[Extracted data entries]
# # # # #

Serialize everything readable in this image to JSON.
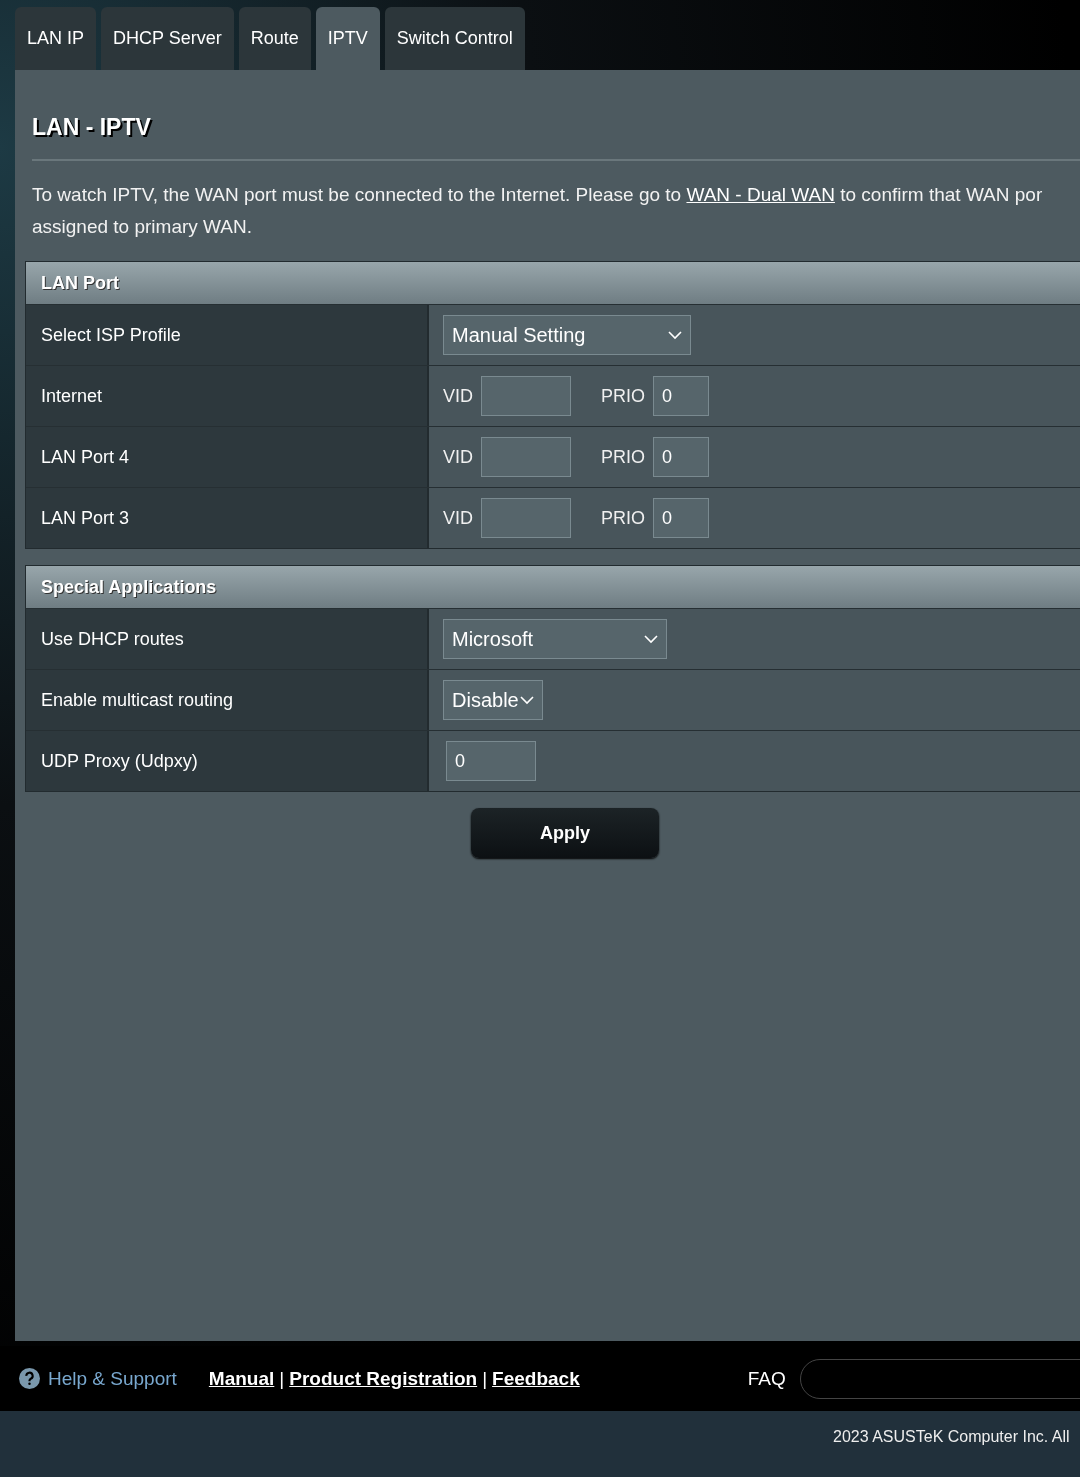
{
  "tabs": [
    {
      "label": "LAN IP",
      "selected": false
    },
    {
      "label": "DHCP Server",
      "selected": false
    },
    {
      "label": "Route",
      "selected": false
    },
    {
      "label": "IPTV",
      "selected": true
    },
    {
      "label": "Switch Control",
      "selected": false
    }
  ],
  "page_title": "LAN - IPTV",
  "notice": {
    "before": "To watch IPTV, the WAN port must be connected to the Internet. Please go to ",
    "link": "WAN - Dual WAN",
    "after": " to confirm that WAN por",
    "line2": "assigned to primary WAN."
  },
  "sections": [
    {
      "title": "LAN Port",
      "rows": [
        {
          "kind": "select",
          "label": "Select ISP Profile",
          "value": "Manual Setting"
        },
        {
          "kind": "vid_prio",
          "label": "Internet",
          "vid_label": "VID",
          "vid": "",
          "prio_label": "PRIO",
          "prio": "0"
        },
        {
          "kind": "vid_prio",
          "label": "LAN Port 4",
          "vid_label": "VID",
          "vid": "",
          "prio_label": "PRIO",
          "prio": "0"
        },
        {
          "kind": "vid_prio",
          "label": "LAN Port 3",
          "vid_label": "VID",
          "vid": "",
          "prio_label": "PRIO",
          "prio": "0"
        }
      ]
    },
    {
      "title": "Special Applications",
      "rows": [
        {
          "kind": "select",
          "label": "Use DHCP routes",
          "value": "Microsoft"
        },
        {
          "kind": "select",
          "label": "Enable multicast routing",
          "value": "Disable"
        },
        {
          "kind": "input",
          "label": "UDP Proxy (Udpxy)",
          "value": "0"
        }
      ]
    }
  ],
  "apply_button": "Apply",
  "footer": {
    "help": "Help & Support",
    "links": [
      "Manual",
      "Product Registration",
      "Feedback"
    ],
    "separator": "|",
    "faq": "FAQ",
    "copyright": "2023 ASUSTeK Computer Inc. All"
  }
}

# # # # #

Task description: In the entries above, find every line with the word "IPTV" and list it.

The output:
      "label": "IPTV",
  "page_title": "LAN - IPTV",
    "before": "To watch IPTV, the WAN port must be connected to the Internet. Please go to ",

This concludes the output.